▶ _WHAT THIS TASK INVOLVES_
Which lines hold the word "name"? Copy each one.

--- Start of TASK INPUT ---

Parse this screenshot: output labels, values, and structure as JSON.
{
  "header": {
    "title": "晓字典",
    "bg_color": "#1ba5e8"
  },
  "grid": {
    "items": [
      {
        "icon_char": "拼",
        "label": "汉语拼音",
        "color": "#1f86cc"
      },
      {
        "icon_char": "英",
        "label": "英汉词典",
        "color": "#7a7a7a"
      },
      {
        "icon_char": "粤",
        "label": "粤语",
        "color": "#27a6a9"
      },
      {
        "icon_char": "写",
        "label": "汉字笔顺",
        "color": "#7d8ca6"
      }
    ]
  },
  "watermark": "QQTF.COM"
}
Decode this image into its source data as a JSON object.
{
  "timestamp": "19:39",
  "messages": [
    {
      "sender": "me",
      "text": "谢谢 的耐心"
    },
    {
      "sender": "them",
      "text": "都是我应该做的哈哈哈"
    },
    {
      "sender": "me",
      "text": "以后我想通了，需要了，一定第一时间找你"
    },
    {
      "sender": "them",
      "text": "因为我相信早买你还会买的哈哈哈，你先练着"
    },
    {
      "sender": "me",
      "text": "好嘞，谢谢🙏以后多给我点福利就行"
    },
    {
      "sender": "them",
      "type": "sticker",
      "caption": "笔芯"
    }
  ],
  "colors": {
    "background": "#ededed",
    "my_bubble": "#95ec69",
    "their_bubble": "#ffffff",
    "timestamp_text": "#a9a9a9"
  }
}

--- End of TASK INPUT ---
--- Start of TASK INPUT ---

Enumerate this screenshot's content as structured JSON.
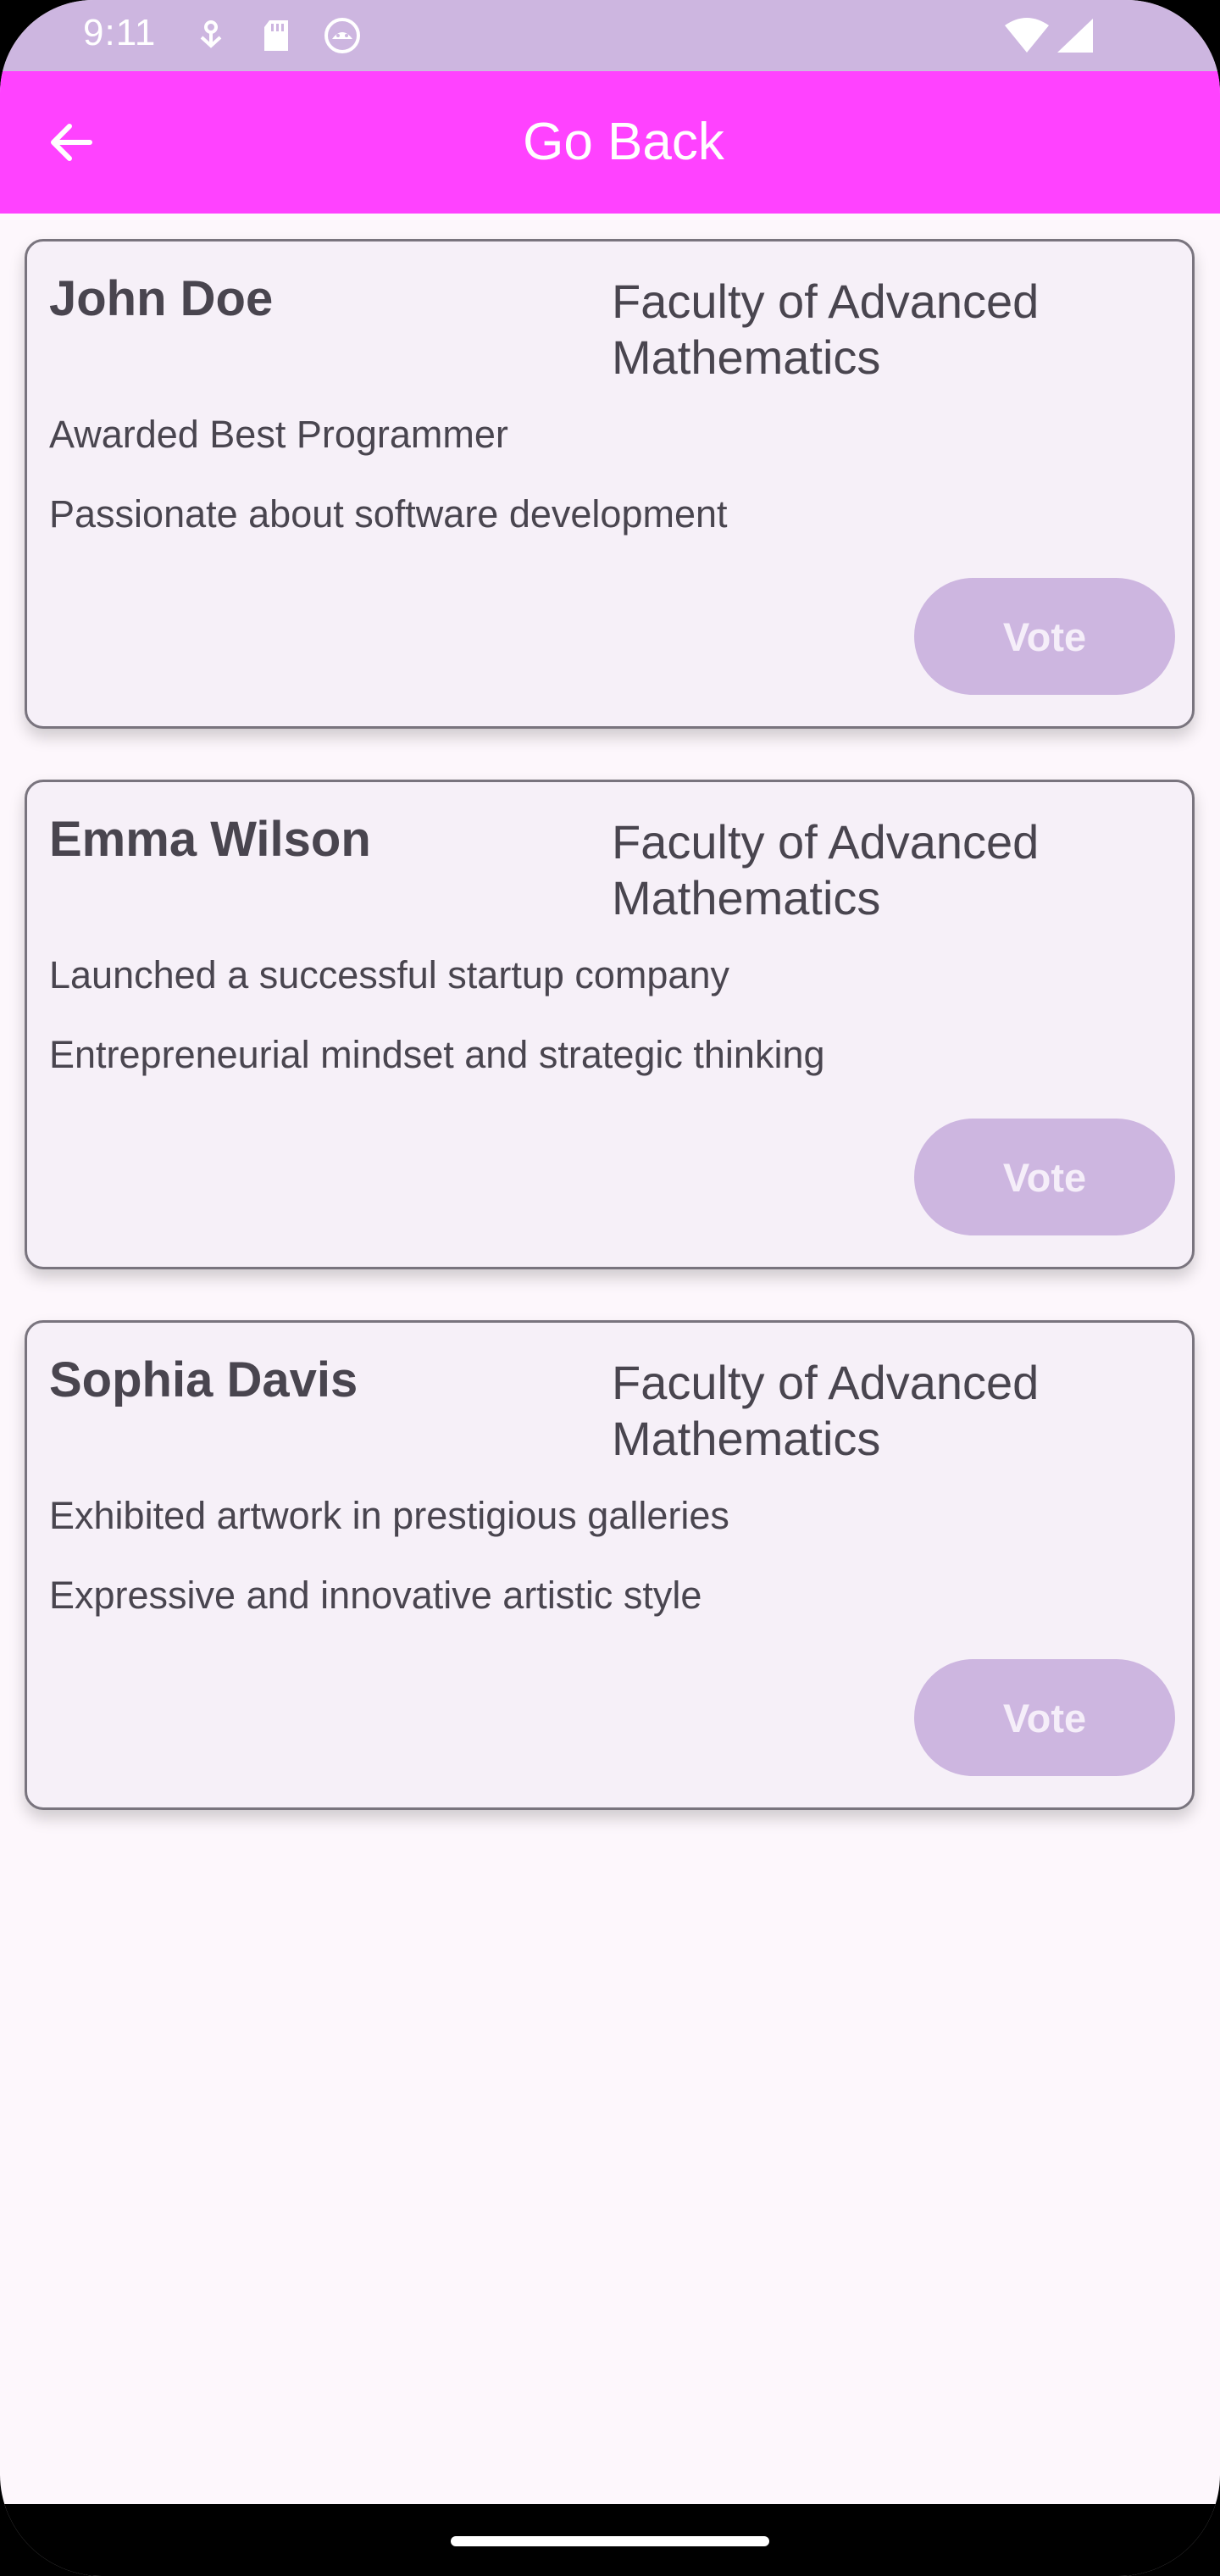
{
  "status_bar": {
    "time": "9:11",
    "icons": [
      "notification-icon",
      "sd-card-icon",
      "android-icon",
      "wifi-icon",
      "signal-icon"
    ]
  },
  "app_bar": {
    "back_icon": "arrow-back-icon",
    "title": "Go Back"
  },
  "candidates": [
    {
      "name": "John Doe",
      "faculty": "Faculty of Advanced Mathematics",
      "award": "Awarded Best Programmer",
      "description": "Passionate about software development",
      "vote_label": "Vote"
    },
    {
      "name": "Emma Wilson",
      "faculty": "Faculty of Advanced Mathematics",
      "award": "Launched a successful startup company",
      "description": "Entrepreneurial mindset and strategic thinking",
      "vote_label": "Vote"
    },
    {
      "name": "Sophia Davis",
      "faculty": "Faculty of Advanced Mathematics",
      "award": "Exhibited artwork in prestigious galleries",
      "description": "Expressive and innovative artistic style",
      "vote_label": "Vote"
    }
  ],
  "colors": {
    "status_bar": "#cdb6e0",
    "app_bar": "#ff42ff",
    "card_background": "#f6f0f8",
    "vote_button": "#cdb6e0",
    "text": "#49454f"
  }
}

--- End of TASK INPUT ---

▶ _ANSWER TO THE PROBLEM_
      "name": "John Doe",
      "name": "Emma Wilson",
      "name": "Sophia Davis",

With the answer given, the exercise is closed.